▶ _SHORT EXERCISE_: Retype the material word for word.

▶ _LISTING_:

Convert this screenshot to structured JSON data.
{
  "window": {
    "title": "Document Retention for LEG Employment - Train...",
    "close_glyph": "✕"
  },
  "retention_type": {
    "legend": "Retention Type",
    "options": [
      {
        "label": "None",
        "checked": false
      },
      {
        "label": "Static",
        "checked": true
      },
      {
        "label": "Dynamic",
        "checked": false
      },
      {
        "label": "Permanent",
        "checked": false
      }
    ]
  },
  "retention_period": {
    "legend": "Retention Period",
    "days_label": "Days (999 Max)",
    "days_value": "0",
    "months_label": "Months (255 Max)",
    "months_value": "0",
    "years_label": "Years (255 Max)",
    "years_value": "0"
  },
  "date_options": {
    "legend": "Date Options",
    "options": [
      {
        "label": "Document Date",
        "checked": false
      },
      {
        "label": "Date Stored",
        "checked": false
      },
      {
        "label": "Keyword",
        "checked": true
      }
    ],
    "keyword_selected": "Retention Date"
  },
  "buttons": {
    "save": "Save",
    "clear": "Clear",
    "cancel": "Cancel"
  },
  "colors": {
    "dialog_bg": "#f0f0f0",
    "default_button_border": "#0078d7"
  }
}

▶ _EXERCISE ANSWER_:
Convert this screenshot to structured JSON data.
{
  "window": {
    "title": "Document Retention for LEG Employment - Train...",
    "close_glyph": "✕"
  },
  "retention_type": {
    "legend": "Retention Type",
    "options": [
      {
        "label": "None",
        "checked": false
      },
      {
        "label": "Static",
        "checked": true
      },
      {
        "label": "Dynamic",
        "checked": false
      },
      {
        "label": "Permanent",
        "checked": false
      }
    ]
  },
  "retention_period": {
    "legend": "Retention Period",
    "days_label": "Days (999 Max)",
    "days_value": "0",
    "months_label": "Months (255 Max)",
    "months_value": "0",
    "years_label": "Years (255 Max)",
    "years_value": "0"
  },
  "date_options": {
    "legend": "Date Options",
    "options": [
      {
        "label": "Document Date",
        "checked": false
      },
      {
        "label": "Date Stored",
        "checked": false
      },
      {
        "label": "Keyword",
        "checked": true
      }
    ],
    "keyword_selected": "Retention Date"
  },
  "buttons": {
    "save": "Save",
    "clear": "Clear",
    "cancel": "Cancel"
  },
  "colors": {
    "dialog_bg": "#f0f0f0",
    "default_button_border": "#0078d7"
  }
}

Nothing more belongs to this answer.